### Request
Reproduce all of the data exactly, with no line skipped.
## start
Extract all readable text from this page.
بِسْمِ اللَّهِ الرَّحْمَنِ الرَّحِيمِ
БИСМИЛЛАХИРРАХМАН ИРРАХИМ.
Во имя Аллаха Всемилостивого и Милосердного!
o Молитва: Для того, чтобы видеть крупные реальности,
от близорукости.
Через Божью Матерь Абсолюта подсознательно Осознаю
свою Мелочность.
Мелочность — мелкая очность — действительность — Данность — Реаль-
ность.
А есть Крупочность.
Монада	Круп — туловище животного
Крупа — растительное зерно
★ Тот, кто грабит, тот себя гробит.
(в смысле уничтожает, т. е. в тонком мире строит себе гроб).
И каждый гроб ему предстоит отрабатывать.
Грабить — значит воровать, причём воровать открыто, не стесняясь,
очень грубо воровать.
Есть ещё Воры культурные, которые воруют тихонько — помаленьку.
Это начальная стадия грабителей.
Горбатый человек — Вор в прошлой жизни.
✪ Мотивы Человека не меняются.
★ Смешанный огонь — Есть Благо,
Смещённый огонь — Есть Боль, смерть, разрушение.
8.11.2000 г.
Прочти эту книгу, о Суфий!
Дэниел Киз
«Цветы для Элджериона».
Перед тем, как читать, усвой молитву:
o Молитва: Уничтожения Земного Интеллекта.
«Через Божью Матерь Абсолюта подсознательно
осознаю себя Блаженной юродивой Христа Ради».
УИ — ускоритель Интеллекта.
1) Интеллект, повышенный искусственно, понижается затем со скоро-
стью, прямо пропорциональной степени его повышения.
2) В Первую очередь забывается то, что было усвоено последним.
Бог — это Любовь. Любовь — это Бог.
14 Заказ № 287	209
## end
### Final answer
Extract all readable text from this page.
بِسْمِ اللَّهِ الرَّحْمَنِ الرَّحِيمِ
БИСМИЛЛАХИРРАХМАН ИРРАХИМ.
Во имя Аллаха Всемилостивого и Милосердного!
o Молитва: Для того, чтобы видеть крупные реальности,
от близорукости.
Через Божью Матерь Абсолюта подсознательно Осознаю
свою Мелочность.
Мелочность — мелкая очность — действительность — Данность — Реаль-
ность.
А есть Крупочность.
Монада	Круп — туловище животного
Крупа — растительное зерно
★ Тот, кто грабит, тот себя гробит.
(в смысле уничтожает, т. е. в тонком мире строит себе гроб).
И каждый гроб ему предстоит отрабатывать.
Грабить — значит воровать, причём воровать открыто, не стесняясь,
очень грубо воровать.
Есть ещё Воры культурные, которые воруют тихонько — помаленьку.
Это начальная стадия грабителей.
Горбатый человек — Вор в прошлой жизни.
✪ Мотивы Человека не меняются.
★ Смешанный огонь — Есть Благо,
Смещённый огонь — Есть Боль, смерть, разрушение.
8.11.2000 г.
Прочти эту книгу, о Суфий!
Дэниел Киз
«Цветы для Элджериона».
Перед тем, как читать, усвой молитву:
o Молитва: Уничтожения Земного Интеллекта.
«Через Божью Матерь Абсолюта подсознательно
осознаю себя Блаженной юродивой Христа Ради».
УИ — ускоритель Интеллекта.
1) Интеллект, повышенный искусственно, понижается затем со скоро-
стью, прямо пропорциональной степени его повышения.
2) В Первую очередь забывается то, что было усвоено последним.
Бог — это Любовь. Любовь — это Бог.
14 Заказ № 287	209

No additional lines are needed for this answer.